### WRITTEN TASK
State the number of lines with the string "Ctrl" in them, and nothing else.

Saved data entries
__________________________________________________

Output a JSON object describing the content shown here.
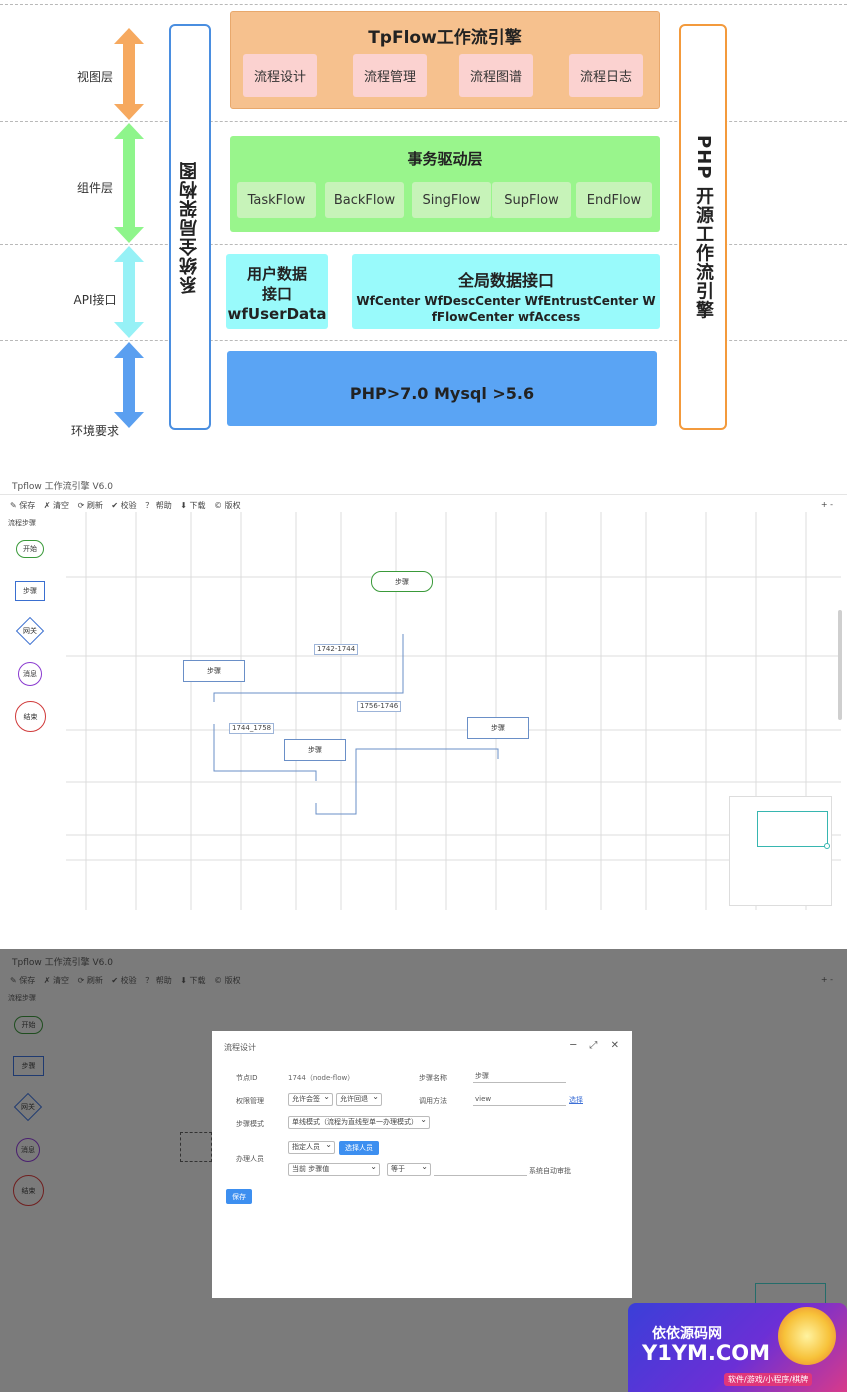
{
  "diagram": {
    "layers": [
      "视图层",
      "组件层",
      "API接口",
      "环境要求"
    ],
    "left_vertical": "系统全局架构图",
    "right_vertical": "PHP 开源工作流引擎",
    "view_panel": {
      "title": "TpFlow工作流引擎",
      "items": [
        "流程设计",
        "流程管理",
        "流程图谱",
        "流程日志"
      ]
    },
    "component_panel": {
      "title": "事务驱动层",
      "items": [
        "TaskFlow",
        "BackFlow",
        "SingFlow",
        "SupFlow",
        "EndFlow"
      ]
    },
    "user_data": {
      "line1": "用户数据",
      "line2": "接口",
      "line3": "wfUserData"
    },
    "global_api": {
      "title": "全局数据接口",
      "line1": "WfCenter WfDescCenter WfEntrustCenter W",
      "line2": "fFlowCenter wfAccess"
    },
    "env": "PHP>7.0 Mysql >5.6",
    "colors": {
      "view": "#f6c18e",
      "view_chip": "#fbd2d0",
      "component": "#99f58c",
      "component_chip": "#c7f3b9",
      "api": "#99fafb",
      "env": "#5aa4f4",
      "left_border": "#4a8ee0",
      "right_border": "#f39a3c"
    }
  },
  "editor1": {
    "title": "Tpflow 工作流引擎 V6.0",
    "toolbar": [
      "✎ 保存",
      "✗ 清空",
      "⟳ 刷新",
      "✔ 校验",
      "？ 帮助",
      "⬇ 下载",
      "© 版权"
    ],
    "toolbar_right": "+  -",
    "palette_title": "流程步骤",
    "palette": [
      "开始",
      "步骤",
      "网关",
      "消息",
      "结束"
    ],
    "nodes": [
      "步骤",
      "步骤",
      "步骤",
      "步骤"
    ],
    "edge_labels": [
      "1742-1744",
      "1744_1758",
      "1756-1746"
    ]
  },
  "editor2": {
    "title": "Tpflow 工作流引擎 V6.0",
    "toolbar": [
      "✎ 保存",
      "✗ 清空",
      "⟳ 刷新",
      "✔ 校验",
      "？ 帮助",
      "⬇ 下载",
      "© 版权"
    ],
    "toolbar_right": "+  -",
    "palette_title": "流程步骤",
    "palette": [
      "开始",
      "步骤",
      "网关",
      "消息",
      "结束"
    ],
    "modal": {
      "title": "流程设计",
      "controls": "─ ⤢ ✕",
      "node_id_label": "节点ID",
      "node_id_value": "1744（node-flow）",
      "step_name_label": "步骤名称",
      "step_name_value": "步骤",
      "perm_label": "权限管理",
      "perm_sel1": "允许会签",
      "perm_sel2": "允许回退",
      "call_label": "调用方法",
      "call_value": "view",
      "call_link": "选择",
      "mode_label": "步骤模式",
      "mode_sel": "单线模式（流程为直线型单一办理模式）",
      "handler_label": "办理人员",
      "handler_sel": "指定人员",
      "handler_btn": "选择人员",
      "cond_sel1": "当前 步骤值",
      "cond_sel2": "等于",
      "cond_suffix": "系统自动审批",
      "save": "保存"
    }
  },
  "watermark": {
    "line1": "依依源码网",
    "line2": "Y1YM.COM",
    "line3": "软件/游戏/小程序/棋牌"
  }
}
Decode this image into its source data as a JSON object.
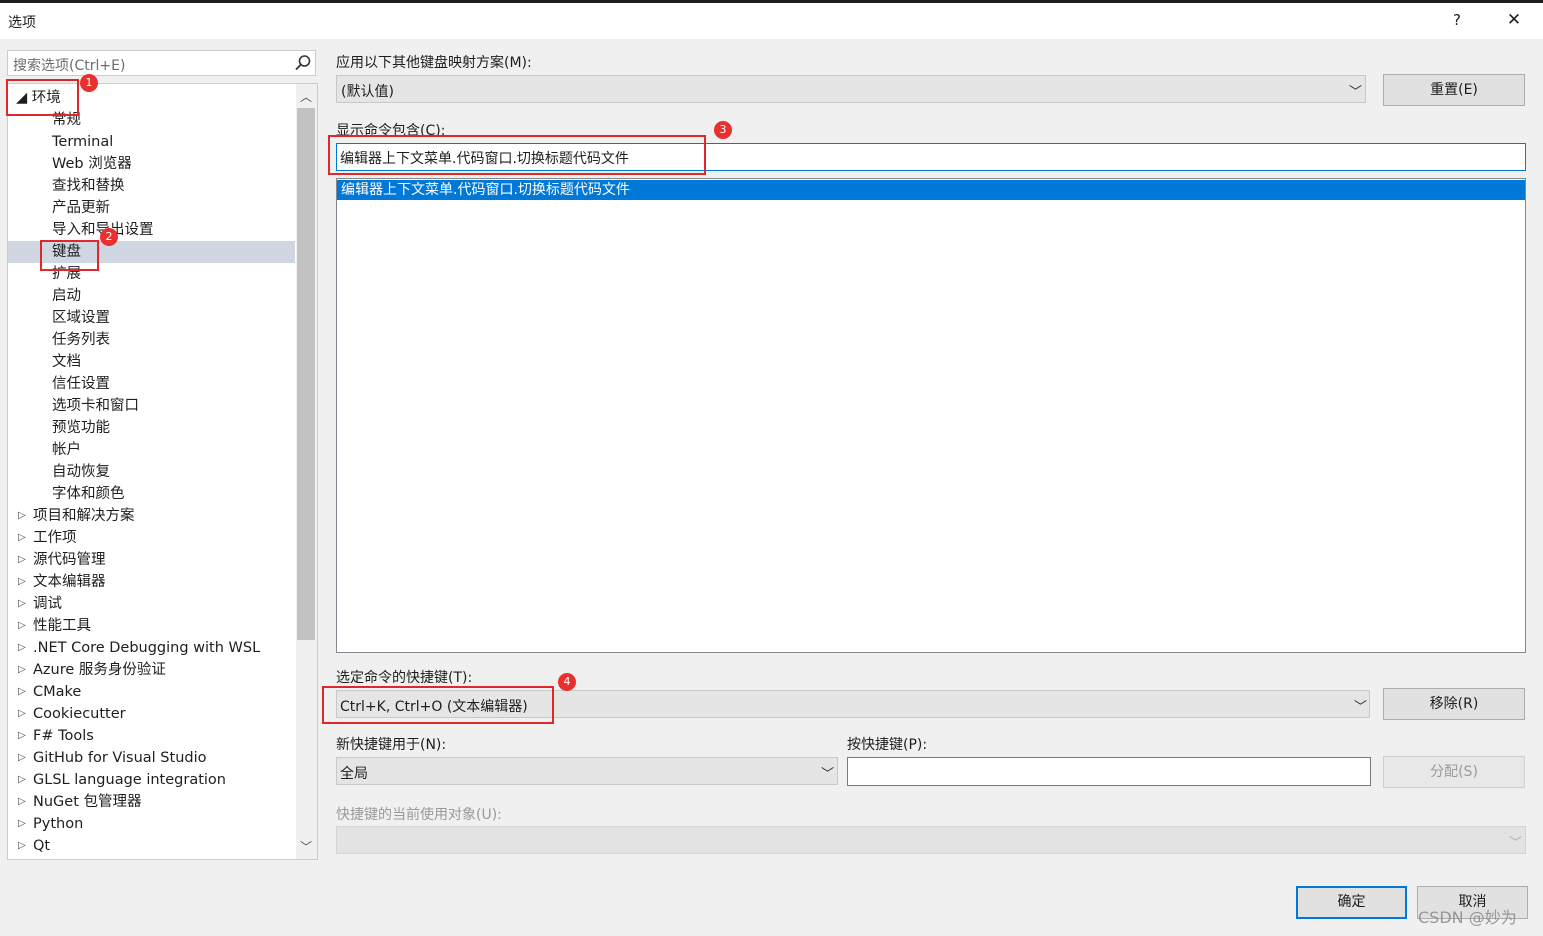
{
  "window": {
    "title": "选项",
    "help": "?",
    "close": "✕"
  },
  "search": {
    "placeholder": "搜索选项(Ctrl+E)"
  },
  "tree": {
    "items": [
      {
        "label": "◢ 环境",
        "arrow": "",
        "depth": 0
      },
      {
        "label": "常规"
      },
      {
        "label": "Terminal"
      },
      {
        "label": "Web 浏览器"
      },
      {
        "label": "查找和替换"
      },
      {
        "label": "产品更新"
      },
      {
        "label": "导入和导出设置"
      },
      {
        "label": "键盘"
      },
      {
        "label": "扩展"
      },
      {
        "label": "启动"
      },
      {
        "label": "区域设置"
      },
      {
        "label": "任务列表"
      },
      {
        "label": "文档"
      },
      {
        "label": "信任设置"
      },
      {
        "label": "选项卡和窗口"
      },
      {
        "label": "预览功能"
      },
      {
        "label": "帐户"
      },
      {
        "label": "自动恢复"
      },
      {
        "label": "字体和颜色"
      },
      {
        "label": "项目和解决方案"
      },
      {
        "label": "工作项"
      },
      {
        "label": "源代码管理"
      },
      {
        "label": "文本编辑器"
      },
      {
        "label": "调试"
      },
      {
        "label": "性能工具"
      },
      {
        "label": ".NET Core Debugging with WSL"
      },
      {
        "label": "Azure 服务身份验证"
      },
      {
        "label": "CMake"
      },
      {
        "label": "Cookiecutter"
      },
      {
        "label": "F# Tools"
      },
      {
        "label": "GitHub for Visual Studio"
      },
      {
        "label": "GLSL language integration"
      },
      {
        "label": "NuGet 包管理器"
      },
      {
        "label": "Python"
      },
      {
        "label": "Qt"
      }
    ]
  },
  "keyboard": {
    "mapping_label": "应用以下其他键盘映射方案(M):",
    "mapping_value": "(默认值)",
    "reset_button": "重置(E)",
    "filter_label": "显示命令包含(C):",
    "filter_value": "编辑器上下文菜单.代码窗口.切换标题代码文件",
    "command_list": [
      "编辑器上下文菜单.代码窗口.切换标题代码文件"
    ],
    "shortcut_label": "选定命令的快捷键(T):",
    "shortcut_value": "Ctrl+K, Ctrl+O (文本编辑器)",
    "remove_button": "移除(R)",
    "new_scope_label": "新快捷键用于(N):",
    "new_scope_value": "全局",
    "press_label": "按快捷键(P):",
    "press_value": "",
    "assign_button": "分配(S)",
    "used_by_label": "快捷键的当前使用对象(U):",
    "used_by_value": ""
  },
  "footer": {
    "ok_button": "确定",
    "cancel_button": "取消"
  },
  "annotations": {
    "b1": "1",
    "b2": "2",
    "b3": "3",
    "b4": "4"
  },
  "watermark": "CSDN @妙为",
  "colors": {
    "selection": "#0078d7",
    "annotation": "#e0272a"
  }
}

__________________________________________________

### TASK OUTPUT
2